### SOURCE DOCUMENT
+++++

[Netarchivesuite-users] Problem with a spider

sara.aubry at bnf.fr sara.aubry at bnf.fr
Mon Sep 20 10:22:11 CEST 2021


Hi Miguel,

The limit of opened files you have defined on your system is probably too 
low.
See https://linuxcommand.org/lc3_man_pages/ulimith.html

At BnF, we set it to unlimited for the harvest controllers (and never had 
any issue).
But you could at least double the number you have set.

Sara 





De :    "Soleto Ruiz de Clavijo, Miguel" <miguel.soleto at externos.bne.es>
A :     "'netarchivesuite-users at ml.sbforge.org'" 
<netarchivesuite-users at ml.sbforge.org>
Cc :    "García Arratia, Juan Carlos" <juancarlos.garcia at bne.es>, "Monzón, 
Fernando" <f.monzon at bne.es>
Date :  20/09/2021 09:42
Objet : [Netarchivesuite-users] Problem with a spider
Envoyé par :    "NetarchiveSuite-users" 
<netarchivesuite-users-bounces at ml.sbforge.org>



Hi!

+++++

### MATERIAL
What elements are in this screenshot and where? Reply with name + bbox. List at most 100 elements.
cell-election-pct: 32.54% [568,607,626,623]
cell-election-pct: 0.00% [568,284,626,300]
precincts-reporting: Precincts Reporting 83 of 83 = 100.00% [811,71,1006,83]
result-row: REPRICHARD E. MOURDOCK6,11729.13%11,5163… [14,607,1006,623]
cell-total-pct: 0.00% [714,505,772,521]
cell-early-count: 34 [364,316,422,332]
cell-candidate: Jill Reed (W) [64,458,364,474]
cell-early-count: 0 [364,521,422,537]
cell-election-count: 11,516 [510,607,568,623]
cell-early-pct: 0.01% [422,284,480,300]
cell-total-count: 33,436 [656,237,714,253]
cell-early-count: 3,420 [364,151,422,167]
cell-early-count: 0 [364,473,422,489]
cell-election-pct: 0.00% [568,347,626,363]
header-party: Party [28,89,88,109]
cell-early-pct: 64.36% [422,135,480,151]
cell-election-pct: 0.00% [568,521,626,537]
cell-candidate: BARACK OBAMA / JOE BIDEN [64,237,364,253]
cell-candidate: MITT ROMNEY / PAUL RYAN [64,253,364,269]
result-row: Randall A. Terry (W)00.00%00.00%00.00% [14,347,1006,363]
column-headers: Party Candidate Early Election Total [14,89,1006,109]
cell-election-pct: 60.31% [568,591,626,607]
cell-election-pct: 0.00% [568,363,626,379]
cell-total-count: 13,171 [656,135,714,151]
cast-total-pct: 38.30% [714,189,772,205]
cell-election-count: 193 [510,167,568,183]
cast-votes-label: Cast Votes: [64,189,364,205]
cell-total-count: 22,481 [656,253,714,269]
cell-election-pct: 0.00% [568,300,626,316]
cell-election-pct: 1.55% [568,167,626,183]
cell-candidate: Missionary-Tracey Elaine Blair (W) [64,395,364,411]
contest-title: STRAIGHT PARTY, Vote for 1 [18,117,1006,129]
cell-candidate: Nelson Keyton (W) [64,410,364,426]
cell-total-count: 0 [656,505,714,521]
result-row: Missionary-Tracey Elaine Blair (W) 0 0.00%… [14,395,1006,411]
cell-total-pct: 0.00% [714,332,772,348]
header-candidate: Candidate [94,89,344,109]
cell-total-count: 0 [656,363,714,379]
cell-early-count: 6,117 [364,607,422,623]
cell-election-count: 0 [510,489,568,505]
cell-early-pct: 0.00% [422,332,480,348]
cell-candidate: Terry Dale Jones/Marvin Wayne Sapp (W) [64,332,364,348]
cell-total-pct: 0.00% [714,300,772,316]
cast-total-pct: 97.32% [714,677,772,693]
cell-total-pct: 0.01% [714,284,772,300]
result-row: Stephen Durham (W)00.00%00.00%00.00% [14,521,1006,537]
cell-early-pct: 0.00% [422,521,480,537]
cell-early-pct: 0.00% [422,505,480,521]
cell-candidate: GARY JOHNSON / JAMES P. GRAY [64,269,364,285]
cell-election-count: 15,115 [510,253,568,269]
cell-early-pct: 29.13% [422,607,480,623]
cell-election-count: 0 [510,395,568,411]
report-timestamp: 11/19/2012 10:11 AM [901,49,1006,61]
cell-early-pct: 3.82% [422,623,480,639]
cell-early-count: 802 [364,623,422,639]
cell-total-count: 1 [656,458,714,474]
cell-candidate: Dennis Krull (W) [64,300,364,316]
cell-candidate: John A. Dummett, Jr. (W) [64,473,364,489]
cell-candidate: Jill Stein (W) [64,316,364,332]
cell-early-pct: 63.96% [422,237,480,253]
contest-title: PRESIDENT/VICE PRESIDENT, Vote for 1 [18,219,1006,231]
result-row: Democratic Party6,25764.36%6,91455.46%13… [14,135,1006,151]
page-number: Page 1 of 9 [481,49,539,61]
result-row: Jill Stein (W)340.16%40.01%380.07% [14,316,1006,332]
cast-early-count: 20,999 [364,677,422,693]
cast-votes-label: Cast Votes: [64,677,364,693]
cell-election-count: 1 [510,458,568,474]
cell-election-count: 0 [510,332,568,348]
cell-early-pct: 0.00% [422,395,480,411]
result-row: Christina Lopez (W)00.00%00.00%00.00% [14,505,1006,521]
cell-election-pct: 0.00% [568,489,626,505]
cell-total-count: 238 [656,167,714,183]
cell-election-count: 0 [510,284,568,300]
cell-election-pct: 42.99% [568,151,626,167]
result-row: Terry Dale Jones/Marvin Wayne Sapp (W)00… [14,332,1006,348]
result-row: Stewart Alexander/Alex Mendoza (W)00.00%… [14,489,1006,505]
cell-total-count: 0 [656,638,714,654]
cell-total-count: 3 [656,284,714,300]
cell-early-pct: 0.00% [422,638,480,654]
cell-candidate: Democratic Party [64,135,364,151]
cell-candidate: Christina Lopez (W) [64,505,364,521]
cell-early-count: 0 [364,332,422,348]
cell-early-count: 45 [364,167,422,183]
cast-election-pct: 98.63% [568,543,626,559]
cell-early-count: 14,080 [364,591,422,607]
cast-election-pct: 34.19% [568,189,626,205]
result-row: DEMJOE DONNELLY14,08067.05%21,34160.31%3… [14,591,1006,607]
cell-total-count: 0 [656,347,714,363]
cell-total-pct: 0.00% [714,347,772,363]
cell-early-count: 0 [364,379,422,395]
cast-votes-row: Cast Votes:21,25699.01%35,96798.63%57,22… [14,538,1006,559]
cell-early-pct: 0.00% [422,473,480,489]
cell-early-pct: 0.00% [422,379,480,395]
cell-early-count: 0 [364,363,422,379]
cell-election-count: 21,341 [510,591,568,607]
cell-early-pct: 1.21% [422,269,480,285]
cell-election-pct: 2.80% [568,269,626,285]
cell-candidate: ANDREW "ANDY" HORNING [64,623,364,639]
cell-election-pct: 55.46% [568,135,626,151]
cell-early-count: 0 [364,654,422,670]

+++++

### TASKS TO PERFORM
A) List each distinct email address that appears in the mailing-list message, written the way the message writes it.
B) Reproduce the mailing-list message word for word between "The limit of" and "any issue).", inclusive.

### COMPLETE ANSWERS
A)
sara.aubry at bnf.fr
miguel.soleto at externos.bne.es
netarchivesuite-users at ml.sbforge.org
juancarlos.garcia at bne.es
f.monzon at bne.es
netarchivesuite-users-bounces at ml.sbforge.org

B)
The limit of opened files you have defined on your system is probably too 
low.
See https://linuxcommand.org/lc3_man_pages/ulimith.html

At BnF, we set it to unlimited for the harvest controllers (and never had 
any issue).